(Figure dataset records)
┏━━

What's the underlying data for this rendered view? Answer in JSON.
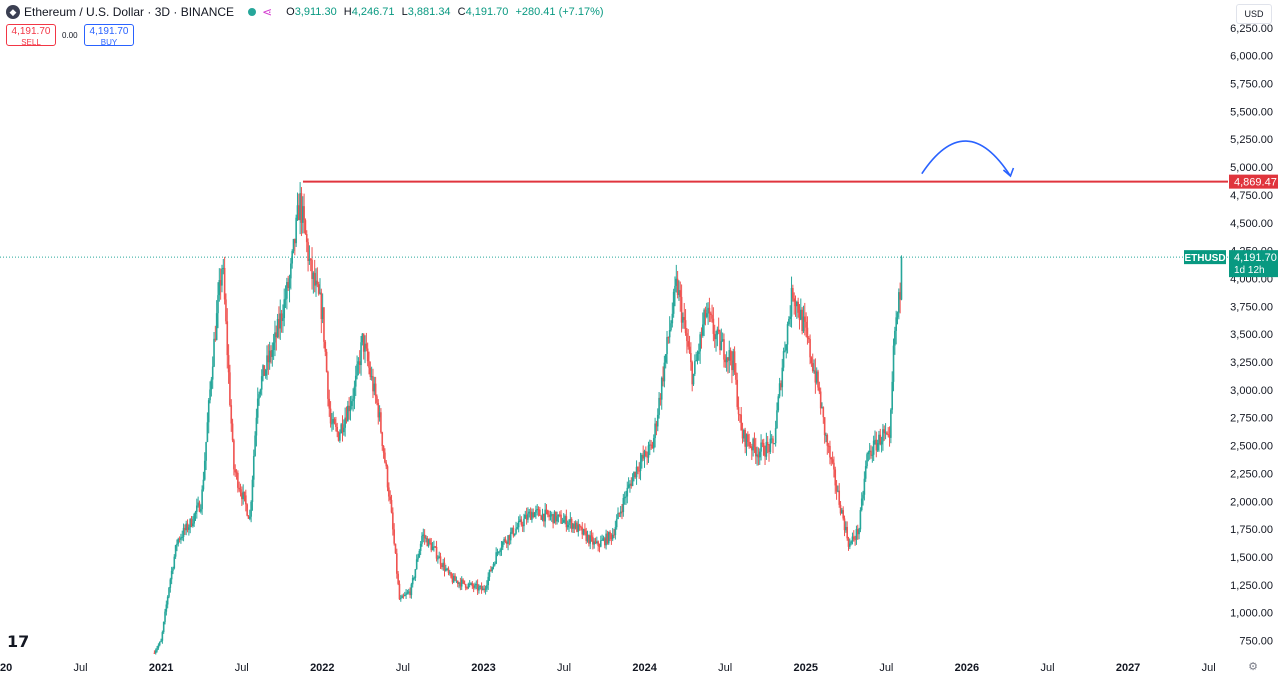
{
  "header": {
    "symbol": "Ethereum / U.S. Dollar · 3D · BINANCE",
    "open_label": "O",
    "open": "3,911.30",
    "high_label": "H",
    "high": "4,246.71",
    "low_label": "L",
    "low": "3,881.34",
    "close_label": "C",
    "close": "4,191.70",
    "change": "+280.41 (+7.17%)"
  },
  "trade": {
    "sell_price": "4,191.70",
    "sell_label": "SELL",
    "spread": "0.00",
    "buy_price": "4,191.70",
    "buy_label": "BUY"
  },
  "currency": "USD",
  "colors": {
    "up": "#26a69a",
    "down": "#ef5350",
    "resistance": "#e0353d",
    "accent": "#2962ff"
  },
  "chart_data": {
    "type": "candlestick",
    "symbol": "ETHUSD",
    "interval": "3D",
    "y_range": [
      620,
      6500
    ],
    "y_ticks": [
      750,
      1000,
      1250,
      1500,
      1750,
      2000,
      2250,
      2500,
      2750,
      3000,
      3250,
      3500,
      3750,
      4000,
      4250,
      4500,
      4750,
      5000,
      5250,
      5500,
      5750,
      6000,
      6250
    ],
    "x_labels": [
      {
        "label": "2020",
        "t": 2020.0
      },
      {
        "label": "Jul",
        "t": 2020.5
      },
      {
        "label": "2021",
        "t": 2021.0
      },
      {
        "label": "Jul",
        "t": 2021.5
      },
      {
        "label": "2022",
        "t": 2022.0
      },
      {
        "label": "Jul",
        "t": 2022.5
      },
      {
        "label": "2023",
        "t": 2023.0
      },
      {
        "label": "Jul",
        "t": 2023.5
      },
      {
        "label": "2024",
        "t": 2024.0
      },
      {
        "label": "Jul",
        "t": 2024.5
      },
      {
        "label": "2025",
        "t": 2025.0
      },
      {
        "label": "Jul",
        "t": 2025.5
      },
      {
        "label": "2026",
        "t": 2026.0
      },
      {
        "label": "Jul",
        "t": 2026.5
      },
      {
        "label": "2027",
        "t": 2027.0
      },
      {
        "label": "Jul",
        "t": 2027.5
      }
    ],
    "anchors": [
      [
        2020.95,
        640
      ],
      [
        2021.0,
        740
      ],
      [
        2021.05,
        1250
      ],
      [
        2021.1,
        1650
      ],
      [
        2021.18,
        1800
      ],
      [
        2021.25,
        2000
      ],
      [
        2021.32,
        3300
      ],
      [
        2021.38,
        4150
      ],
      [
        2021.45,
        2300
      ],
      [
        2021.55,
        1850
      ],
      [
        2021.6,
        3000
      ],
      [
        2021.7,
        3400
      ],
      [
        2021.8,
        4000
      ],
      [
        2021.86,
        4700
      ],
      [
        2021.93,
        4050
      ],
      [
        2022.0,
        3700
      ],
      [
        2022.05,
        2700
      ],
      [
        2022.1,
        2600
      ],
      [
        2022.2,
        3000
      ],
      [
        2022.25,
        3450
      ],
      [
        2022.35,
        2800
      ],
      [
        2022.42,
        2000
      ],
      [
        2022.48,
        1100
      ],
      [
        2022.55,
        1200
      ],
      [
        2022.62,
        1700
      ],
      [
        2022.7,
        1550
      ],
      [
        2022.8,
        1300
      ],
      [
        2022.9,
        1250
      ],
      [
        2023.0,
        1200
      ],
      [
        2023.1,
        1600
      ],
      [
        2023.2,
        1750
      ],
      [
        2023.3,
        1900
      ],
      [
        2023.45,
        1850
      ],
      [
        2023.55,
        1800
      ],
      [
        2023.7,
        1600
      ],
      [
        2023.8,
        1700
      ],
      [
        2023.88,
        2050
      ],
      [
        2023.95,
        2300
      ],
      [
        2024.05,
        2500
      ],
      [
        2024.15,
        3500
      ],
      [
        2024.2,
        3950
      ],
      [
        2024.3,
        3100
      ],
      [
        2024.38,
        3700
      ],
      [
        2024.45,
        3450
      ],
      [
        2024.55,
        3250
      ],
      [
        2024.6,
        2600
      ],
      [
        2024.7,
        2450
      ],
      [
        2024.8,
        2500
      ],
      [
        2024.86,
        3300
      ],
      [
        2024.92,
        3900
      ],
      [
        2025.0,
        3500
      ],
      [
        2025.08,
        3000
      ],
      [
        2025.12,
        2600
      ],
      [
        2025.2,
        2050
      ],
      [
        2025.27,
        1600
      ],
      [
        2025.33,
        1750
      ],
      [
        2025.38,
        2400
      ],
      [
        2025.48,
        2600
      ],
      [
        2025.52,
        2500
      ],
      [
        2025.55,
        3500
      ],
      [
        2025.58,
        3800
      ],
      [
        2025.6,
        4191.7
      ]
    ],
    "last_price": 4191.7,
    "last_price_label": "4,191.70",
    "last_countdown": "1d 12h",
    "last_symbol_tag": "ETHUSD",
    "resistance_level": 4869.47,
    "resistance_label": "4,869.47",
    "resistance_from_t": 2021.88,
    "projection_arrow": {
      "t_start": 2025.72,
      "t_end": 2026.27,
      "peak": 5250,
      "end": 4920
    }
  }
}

┗━━

REQUEST - Quote in full the listing given above; the images are to be left out.

PROBLEM SOLUTION -
What's the underlying data for this rendered view? Answer in JSON.
{
  "header": {
    "symbol": "Ethereum / U.S. Dollar · 3D · BINANCE",
    "open_label": "O",
    "open": "3,911.30",
    "high_label": "H",
    "high": "4,246.71",
    "low_label": "L",
    "low": "3,881.34",
    "close_label": "C",
    "close": "4,191.70",
    "change": "+280.41 (+7.17%)"
  },
  "trade": {
    "sell_price": "4,191.70",
    "sell_label": "SELL",
    "spread": "0.00",
    "buy_price": "4,191.70",
    "buy_label": "BUY"
  },
  "currency": "USD",
  "colors": {
    "up": "#26a69a",
    "down": "#ef5350",
    "resistance": "#e0353d",
    "accent": "#2962ff"
  },
  "chart_data": {
    "type": "candlestick",
    "symbol": "ETHUSD",
    "interval": "3D",
    "y_range": [
      620,
      6500
    ],
    "y_ticks": [
      750,
      1000,
      1250,
      1500,
      1750,
      2000,
      2250,
      2500,
      2750,
      3000,
      3250,
      3500,
      3750,
      4000,
      4250,
      4500,
      4750,
      5000,
      5250,
      5500,
      5750,
      6000,
      6250
    ],
    "x_labels": [
      {
        "label": "2020",
        "t": 2020.0
      },
      {
        "label": "Jul",
        "t": 2020.5
      },
      {
        "label": "2021",
        "t": 2021.0
      },
      {
        "label": "Jul",
        "t": 2021.5
      },
      {
        "label": "2022",
        "t": 2022.0
      },
      {
        "label": "Jul",
        "t": 2022.5
      },
      {
        "label": "2023",
        "t": 2023.0
      },
      {
        "label": "Jul",
        "t": 2023.5
      },
      {
        "label": "2024",
        "t": 2024.0
      },
      {
        "label": "Jul",
        "t": 2024.5
      },
      {
        "label": "2025",
        "t": 2025.0
      },
      {
        "label": "Jul",
        "t": 2025.5
      },
      {
        "label": "2026",
        "t": 2026.0
      },
      {
        "label": "Jul",
        "t": 2026.5
      },
      {
        "label": "2027",
        "t": 2027.0
      },
      {
        "label": "Jul",
        "t": 2027.5
      }
    ],
    "anchors": [
      [
        2020.95,
        640
      ],
      [
        2021.0,
        740
      ],
      [
        2021.05,
        1250
      ],
      [
        2021.1,
        1650
      ],
      [
        2021.18,
        1800
      ],
      [
        2021.25,
        2000
      ],
      [
        2021.32,
        3300
      ],
      [
        2021.38,
        4150
      ],
      [
        2021.45,
        2300
      ],
      [
        2021.55,
        1850
      ],
      [
        2021.6,
        3000
      ],
      [
        2021.7,
        3400
      ],
      [
        2021.8,
        4000
      ],
      [
        2021.86,
        4700
      ],
      [
        2021.93,
        4050
      ],
      [
        2022.0,
        3700
      ],
      [
        2022.05,
        2700
      ],
      [
        2022.1,
        2600
      ],
      [
        2022.2,
        3000
      ],
      [
        2022.25,
        3450
      ],
      [
        2022.35,
        2800
      ],
      [
        2022.42,
        2000
      ],
      [
        2022.48,
        1100
      ],
      [
        2022.55,
        1200
      ],
      [
        2022.62,
        1700
      ],
      [
        2022.7,
        1550
      ],
      [
        2022.8,
        1300
      ],
      [
        2022.9,
        1250
      ],
      [
        2023.0,
        1200
      ],
      [
        2023.1,
        1600
      ],
      [
        2023.2,
        1750
      ],
      [
        2023.3,
        1900
      ],
      [
        2023.45,
        1850
      ],
      [
        2023.55,
        1800
      ],
      [
        2023.7,
        1600
      ],
      [
        2023.8,
        1700
      ],
      [
        2023.88,
        2050
      ],
      [
        2023.95,
        2300
      ],
      [
        2024.05,
        2500
      ],
      [
        2024.15,
        3500
      ],
      [
        2024.2,
        3950
      ],
      [
        2024.3,
        3100
      ],
      [
        2024.38,
        3700
      ],
      [
        2024.45,
        3450
      ],
      [
        2024.55,
        3250
      ],
      [
        2024.6,
        2600
      ],
      [
        2024.7,
        2450
      ],
      [
        2024.8,
        2500
      ],
      [
        2024.86,
        3300
      ],
      [
        2024.92,
        3900
      ],
      [
        2025.0,
        3500
      ],
      [
        2025.08,
        3000
      ],
      [
        2025.12,
        2600
      ],
      [
        2025.2,
        2050
      ],
      [
        2025.27,
        1600
      ],
      [
        2025.33,
        1750
      ],
      [
        2025.38,
        2400
      ],
      [
        2025.48,
        2600
      ],
      [
        2025.52,
        2500
      ],
      [
        2025.55,
        3500
      ],
      [
        2025.58,
        3800
      ],
      [
        2025.6,
        4191.7
      ]
    ],
    "last_price": 4191.7,
    "last_price_label": "4,191.70",
    "last_countdown": "1d 12h",
    "last_symbol_tag": "ETHUSD",
    "resistance_level": 4869.47,
    "resistance_label": "4,869.47",
    "resistance_from_t": 2021.88,
    "projection_arrow": {
      "t_start": 2025.72,
      "t_end": 2026.27,
      "peak": 5250,
      "end": 4920
    }
  }
}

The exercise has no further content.